===== GIVEN DATA =====

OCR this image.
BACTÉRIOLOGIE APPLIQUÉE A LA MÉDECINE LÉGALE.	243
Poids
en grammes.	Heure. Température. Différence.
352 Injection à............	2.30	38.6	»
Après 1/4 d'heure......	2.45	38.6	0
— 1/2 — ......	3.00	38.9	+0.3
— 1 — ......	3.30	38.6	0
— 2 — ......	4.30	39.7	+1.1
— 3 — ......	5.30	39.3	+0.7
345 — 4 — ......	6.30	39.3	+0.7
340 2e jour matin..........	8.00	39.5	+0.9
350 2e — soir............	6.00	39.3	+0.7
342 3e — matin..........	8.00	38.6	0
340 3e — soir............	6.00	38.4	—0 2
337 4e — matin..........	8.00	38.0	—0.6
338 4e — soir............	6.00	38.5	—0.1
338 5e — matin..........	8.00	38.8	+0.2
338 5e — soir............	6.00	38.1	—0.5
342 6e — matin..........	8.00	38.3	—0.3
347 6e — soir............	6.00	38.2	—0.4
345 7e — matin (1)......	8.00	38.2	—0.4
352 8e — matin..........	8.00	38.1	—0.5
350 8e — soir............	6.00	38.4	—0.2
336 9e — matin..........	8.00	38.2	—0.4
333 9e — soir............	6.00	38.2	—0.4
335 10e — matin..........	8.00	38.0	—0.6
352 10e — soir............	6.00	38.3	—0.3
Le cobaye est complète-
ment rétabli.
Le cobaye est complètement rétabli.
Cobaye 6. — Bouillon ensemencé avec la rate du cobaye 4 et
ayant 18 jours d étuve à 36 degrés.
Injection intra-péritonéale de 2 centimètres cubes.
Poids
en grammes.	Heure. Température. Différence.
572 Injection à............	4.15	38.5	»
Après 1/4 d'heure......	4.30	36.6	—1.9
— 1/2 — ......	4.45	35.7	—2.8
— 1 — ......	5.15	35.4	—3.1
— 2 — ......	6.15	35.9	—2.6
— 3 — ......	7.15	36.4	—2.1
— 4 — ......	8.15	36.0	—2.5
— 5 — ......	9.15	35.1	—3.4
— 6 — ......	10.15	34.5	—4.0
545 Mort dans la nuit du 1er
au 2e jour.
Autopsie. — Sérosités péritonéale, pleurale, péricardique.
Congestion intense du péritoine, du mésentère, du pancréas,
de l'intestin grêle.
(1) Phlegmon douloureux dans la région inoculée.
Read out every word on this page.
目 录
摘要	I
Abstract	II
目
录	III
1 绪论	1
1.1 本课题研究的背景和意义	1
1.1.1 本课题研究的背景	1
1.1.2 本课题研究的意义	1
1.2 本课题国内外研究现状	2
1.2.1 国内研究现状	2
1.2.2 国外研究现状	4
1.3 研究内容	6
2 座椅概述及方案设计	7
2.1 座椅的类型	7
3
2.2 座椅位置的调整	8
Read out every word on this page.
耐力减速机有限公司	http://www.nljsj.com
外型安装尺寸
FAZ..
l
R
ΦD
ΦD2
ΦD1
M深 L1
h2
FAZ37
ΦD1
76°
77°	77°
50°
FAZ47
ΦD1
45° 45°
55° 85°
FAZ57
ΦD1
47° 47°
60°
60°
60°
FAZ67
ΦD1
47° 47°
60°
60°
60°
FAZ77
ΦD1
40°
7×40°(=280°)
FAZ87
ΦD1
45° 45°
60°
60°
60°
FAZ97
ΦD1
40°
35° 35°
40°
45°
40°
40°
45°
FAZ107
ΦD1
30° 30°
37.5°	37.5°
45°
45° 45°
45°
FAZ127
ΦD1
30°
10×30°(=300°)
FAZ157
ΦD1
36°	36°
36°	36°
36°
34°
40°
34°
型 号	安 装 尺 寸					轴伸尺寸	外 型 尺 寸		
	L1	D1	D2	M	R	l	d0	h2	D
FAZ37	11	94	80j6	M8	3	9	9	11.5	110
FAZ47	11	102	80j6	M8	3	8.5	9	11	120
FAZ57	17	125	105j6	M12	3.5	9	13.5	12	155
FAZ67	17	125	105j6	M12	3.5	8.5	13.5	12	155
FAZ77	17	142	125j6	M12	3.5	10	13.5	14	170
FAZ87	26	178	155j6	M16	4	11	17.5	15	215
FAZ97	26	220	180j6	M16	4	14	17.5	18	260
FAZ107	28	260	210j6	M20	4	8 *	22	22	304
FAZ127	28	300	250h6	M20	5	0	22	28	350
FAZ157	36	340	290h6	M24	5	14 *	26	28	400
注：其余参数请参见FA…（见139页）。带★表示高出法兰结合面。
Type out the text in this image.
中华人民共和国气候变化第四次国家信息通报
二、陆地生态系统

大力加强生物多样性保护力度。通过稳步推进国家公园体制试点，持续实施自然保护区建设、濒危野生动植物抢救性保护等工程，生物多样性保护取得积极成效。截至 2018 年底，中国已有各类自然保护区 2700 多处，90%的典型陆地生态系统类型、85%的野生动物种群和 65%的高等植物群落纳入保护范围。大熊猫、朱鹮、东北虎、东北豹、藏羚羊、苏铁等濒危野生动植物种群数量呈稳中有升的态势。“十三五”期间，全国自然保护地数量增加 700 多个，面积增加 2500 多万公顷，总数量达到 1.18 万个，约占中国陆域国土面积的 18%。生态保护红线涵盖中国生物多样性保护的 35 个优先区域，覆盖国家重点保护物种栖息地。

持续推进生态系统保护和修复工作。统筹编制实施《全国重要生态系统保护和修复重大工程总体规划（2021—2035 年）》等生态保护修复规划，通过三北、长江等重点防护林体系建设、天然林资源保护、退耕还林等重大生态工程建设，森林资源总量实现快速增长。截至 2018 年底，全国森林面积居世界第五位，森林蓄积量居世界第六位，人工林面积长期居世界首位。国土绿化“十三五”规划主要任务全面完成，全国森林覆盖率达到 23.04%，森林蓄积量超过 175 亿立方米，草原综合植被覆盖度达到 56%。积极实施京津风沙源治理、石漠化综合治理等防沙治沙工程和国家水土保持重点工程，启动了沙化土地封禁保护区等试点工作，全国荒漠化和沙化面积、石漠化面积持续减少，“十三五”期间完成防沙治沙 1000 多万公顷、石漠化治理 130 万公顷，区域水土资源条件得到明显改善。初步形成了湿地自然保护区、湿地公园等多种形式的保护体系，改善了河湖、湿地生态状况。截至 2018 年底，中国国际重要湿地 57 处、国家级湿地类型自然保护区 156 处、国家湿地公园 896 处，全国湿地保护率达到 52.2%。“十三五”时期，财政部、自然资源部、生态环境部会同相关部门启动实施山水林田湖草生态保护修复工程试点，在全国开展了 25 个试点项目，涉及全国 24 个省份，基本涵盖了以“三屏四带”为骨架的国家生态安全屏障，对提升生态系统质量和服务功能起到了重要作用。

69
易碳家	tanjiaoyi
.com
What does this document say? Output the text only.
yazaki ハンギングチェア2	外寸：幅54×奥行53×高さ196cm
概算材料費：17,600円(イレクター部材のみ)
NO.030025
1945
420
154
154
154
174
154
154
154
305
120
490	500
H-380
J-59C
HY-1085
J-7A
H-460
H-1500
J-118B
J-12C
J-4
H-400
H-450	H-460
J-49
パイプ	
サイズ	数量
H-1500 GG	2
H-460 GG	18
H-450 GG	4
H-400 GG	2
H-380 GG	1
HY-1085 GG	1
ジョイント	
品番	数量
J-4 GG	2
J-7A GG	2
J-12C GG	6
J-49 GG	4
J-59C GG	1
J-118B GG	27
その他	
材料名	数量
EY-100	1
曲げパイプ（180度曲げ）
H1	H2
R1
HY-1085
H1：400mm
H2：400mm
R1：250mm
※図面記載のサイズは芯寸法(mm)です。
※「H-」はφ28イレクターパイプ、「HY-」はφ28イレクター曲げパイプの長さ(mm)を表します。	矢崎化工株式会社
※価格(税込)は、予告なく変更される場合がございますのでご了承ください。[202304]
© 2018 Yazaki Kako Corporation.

=====

Output only the lines running from the line with "What does this" through the final line of the data, inclusive.

What does this document say? Output the text only.
yazaki ハンギングチェア2	外寸：幅54×奥行53×高さ196cm
概算材料費：17,600円(イレクター部材のみ)
NO.030025
1945
420
154
154
154
174
154
154
154
305
120
490	500
H-380
J-59C
HY-1085
J-7A
H-460
H-1500
J-118B
J-12C
J-4
H-400
H-450	H-460
J-49
パイプ	
サイズ	数量
H-1500 GG	2
H-460 GG	18
H-450 GG	4
H-400 GG	2
H-380 GG	1
HY-1085 GG	1
ジョイント	
品番	数量
J-4 GG	2
J-7A GG	2
J-12C GG	6
J-49 GG	4
J-59C GG	1
J-118B GG	27
その他	
材料名	数量
EY-100	1
曲げパイプ（180度曲げ）
H1	H2
R1
HY-1085
H1：400mm
H2：400mm
R1：250mm
※図面記載のサイズは芯寸法(mm)です。
※「H-」はφ28イレクターパイプ、「HY-」はφ28イレクター曲げパイプの長さ(mm)を表します。	矢崎化工株式会社
※価格(税込)は、予告なく変更される場合がございますのでご了承ください。[202304]
© 2018 Yazaki Kako Corporation.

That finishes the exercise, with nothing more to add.